### GOAL
Count the lines containing "múmkinlik". Give the number alone.

### MATERIAL FOR THE TASK
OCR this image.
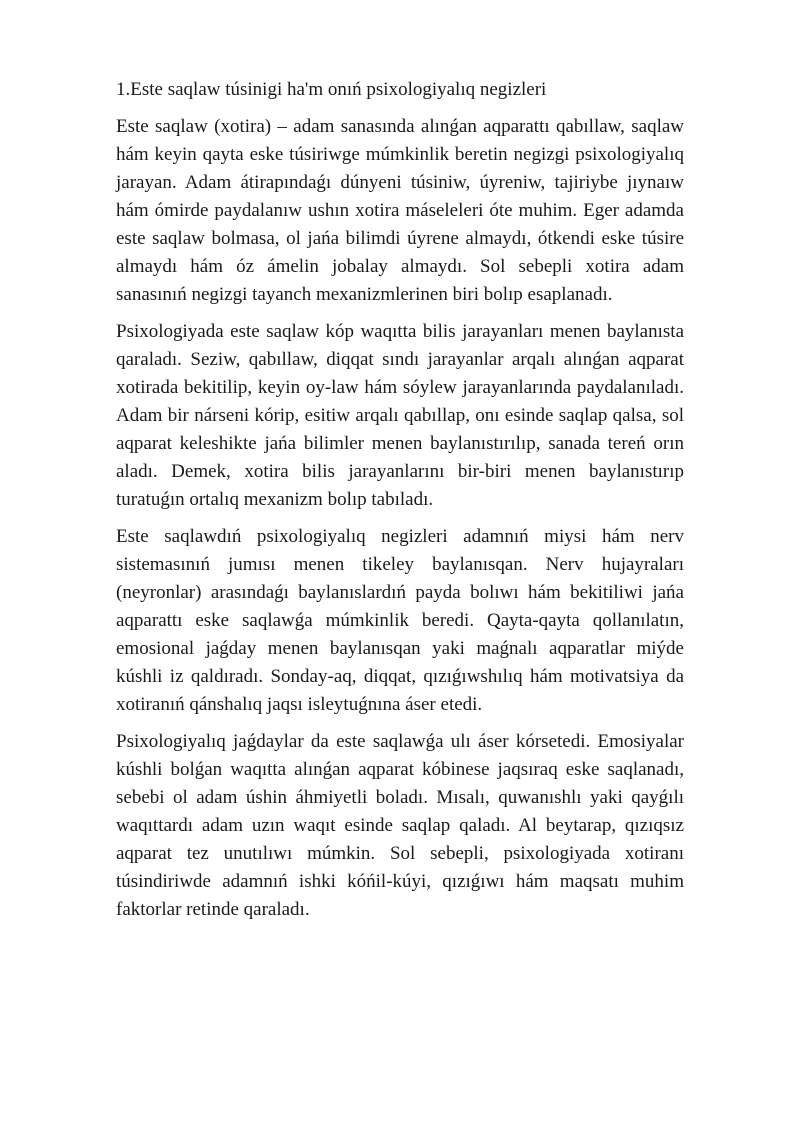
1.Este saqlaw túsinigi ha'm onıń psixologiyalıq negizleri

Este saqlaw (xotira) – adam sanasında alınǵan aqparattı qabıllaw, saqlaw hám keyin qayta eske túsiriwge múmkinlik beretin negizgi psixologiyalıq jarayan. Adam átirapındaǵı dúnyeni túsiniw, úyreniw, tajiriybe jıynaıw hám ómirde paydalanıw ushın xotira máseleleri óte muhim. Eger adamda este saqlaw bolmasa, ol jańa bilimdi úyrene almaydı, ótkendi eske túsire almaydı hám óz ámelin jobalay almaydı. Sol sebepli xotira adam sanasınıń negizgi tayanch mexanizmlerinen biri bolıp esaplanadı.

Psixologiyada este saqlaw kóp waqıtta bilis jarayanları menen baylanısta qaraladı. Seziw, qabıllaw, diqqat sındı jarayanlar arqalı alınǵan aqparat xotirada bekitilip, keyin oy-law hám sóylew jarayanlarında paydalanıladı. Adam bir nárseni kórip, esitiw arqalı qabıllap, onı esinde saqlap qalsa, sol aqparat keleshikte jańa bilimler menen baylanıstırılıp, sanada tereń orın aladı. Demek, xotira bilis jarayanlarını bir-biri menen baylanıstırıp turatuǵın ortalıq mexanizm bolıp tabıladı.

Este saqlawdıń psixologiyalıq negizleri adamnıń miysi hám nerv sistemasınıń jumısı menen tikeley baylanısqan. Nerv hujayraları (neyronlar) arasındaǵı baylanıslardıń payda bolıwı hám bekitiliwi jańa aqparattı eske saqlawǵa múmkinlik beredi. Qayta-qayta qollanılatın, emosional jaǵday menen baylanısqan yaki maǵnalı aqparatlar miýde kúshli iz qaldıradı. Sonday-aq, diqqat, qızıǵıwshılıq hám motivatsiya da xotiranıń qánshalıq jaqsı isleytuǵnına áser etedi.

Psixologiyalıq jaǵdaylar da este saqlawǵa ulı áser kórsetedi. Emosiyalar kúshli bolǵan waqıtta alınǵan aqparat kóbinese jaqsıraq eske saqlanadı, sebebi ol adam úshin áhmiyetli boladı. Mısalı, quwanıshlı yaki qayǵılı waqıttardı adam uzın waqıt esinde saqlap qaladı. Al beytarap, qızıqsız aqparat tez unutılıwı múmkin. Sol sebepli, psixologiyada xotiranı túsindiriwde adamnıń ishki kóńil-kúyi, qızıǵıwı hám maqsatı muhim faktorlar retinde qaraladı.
* * *
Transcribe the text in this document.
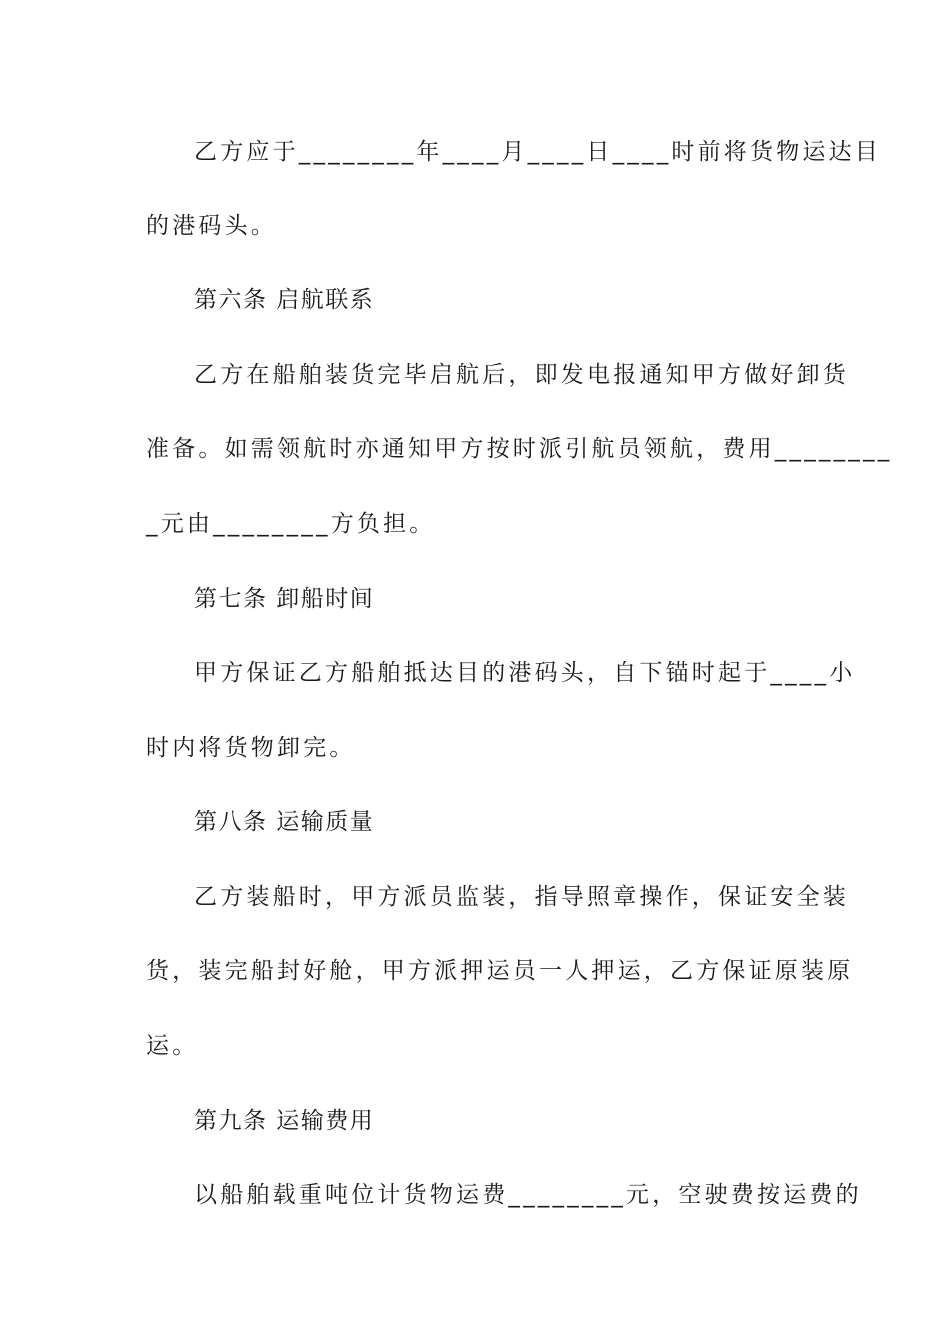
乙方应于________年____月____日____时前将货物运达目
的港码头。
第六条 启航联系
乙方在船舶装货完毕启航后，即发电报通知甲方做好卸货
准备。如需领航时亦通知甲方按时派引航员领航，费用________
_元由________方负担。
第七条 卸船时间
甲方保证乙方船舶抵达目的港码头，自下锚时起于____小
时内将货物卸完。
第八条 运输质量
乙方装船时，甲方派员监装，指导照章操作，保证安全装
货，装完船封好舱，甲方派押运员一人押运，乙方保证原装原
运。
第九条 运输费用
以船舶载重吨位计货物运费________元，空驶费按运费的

### EXPECTED ANSWER
2